● The task: State only the number of lines that contain the string "subtitle".

● Data in this exercise:
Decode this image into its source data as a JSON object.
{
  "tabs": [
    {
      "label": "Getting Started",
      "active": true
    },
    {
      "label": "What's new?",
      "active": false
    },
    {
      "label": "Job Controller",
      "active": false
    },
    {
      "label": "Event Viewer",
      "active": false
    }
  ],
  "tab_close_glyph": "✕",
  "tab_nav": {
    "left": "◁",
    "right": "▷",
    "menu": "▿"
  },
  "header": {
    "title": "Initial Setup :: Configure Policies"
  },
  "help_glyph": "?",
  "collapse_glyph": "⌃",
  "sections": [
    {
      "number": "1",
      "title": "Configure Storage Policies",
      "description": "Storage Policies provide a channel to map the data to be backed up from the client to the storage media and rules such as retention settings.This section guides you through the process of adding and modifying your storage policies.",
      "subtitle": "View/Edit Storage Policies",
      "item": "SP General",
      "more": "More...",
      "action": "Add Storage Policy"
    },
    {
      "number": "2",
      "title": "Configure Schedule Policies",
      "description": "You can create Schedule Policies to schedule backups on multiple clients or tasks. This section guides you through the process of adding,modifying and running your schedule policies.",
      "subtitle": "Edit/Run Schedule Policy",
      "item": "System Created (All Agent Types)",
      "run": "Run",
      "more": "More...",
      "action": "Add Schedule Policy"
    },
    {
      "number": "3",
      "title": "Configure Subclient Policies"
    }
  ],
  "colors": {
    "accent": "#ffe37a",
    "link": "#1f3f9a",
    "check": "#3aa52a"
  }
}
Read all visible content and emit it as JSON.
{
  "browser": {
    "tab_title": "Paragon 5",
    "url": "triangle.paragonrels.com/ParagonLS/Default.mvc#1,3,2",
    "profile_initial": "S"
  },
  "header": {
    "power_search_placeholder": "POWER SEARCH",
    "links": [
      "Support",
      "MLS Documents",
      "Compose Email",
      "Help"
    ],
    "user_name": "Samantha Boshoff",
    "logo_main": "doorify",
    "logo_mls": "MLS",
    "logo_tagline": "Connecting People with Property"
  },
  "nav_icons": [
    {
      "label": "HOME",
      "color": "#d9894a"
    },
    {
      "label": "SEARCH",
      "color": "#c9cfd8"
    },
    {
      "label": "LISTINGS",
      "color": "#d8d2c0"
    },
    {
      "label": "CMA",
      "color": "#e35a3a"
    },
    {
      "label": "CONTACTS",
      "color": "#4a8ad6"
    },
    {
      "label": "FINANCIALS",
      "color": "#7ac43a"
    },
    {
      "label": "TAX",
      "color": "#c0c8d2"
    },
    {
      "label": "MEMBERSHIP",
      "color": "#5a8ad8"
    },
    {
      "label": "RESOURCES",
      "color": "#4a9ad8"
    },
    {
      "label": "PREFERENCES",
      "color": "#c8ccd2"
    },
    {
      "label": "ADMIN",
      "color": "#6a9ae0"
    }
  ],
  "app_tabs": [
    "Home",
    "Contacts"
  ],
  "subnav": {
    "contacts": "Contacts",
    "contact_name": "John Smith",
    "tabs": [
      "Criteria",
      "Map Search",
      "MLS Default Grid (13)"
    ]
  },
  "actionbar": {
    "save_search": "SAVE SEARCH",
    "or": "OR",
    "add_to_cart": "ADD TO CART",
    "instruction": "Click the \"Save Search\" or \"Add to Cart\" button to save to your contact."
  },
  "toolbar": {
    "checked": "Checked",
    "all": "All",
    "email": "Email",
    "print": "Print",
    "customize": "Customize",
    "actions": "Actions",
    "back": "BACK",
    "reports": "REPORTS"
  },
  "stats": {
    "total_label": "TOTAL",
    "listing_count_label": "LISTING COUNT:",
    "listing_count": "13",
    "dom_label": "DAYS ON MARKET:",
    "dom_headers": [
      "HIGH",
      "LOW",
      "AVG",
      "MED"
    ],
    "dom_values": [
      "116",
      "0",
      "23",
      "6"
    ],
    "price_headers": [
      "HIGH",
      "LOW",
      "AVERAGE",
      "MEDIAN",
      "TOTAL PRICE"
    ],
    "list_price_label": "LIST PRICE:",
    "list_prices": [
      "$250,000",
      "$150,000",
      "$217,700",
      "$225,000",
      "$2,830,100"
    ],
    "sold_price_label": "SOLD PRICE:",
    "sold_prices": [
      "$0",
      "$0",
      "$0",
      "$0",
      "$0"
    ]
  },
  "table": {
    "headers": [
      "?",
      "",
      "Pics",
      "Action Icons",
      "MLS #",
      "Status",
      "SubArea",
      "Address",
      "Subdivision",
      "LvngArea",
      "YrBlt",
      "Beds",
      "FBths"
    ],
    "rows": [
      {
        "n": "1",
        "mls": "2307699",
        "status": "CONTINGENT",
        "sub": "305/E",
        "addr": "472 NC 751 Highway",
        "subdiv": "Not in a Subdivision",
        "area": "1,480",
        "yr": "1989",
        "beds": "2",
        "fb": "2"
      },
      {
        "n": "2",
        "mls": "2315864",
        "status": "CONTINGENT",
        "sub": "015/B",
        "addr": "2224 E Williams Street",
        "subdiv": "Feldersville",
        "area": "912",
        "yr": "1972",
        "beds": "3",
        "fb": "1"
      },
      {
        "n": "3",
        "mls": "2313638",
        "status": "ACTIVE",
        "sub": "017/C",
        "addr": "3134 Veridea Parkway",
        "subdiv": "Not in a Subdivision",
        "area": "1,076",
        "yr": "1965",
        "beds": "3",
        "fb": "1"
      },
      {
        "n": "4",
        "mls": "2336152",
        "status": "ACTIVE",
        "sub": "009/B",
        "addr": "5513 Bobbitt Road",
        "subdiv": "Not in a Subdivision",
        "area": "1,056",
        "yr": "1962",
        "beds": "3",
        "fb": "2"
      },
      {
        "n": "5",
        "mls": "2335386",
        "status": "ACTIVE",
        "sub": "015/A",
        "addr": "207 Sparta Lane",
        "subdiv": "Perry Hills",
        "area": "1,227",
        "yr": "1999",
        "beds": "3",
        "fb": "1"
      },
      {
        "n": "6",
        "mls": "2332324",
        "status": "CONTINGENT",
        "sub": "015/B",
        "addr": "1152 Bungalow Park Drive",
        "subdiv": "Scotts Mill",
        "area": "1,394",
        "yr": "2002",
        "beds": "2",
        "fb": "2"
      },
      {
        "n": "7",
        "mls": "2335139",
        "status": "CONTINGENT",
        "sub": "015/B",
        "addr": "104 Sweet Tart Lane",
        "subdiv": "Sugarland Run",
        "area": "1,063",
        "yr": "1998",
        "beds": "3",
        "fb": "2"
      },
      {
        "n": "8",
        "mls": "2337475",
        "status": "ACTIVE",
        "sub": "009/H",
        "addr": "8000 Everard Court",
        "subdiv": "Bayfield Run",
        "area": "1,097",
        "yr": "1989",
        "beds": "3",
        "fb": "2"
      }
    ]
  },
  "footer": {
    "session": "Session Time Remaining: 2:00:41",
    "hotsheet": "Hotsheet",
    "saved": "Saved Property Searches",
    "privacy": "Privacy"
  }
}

● Task response: 2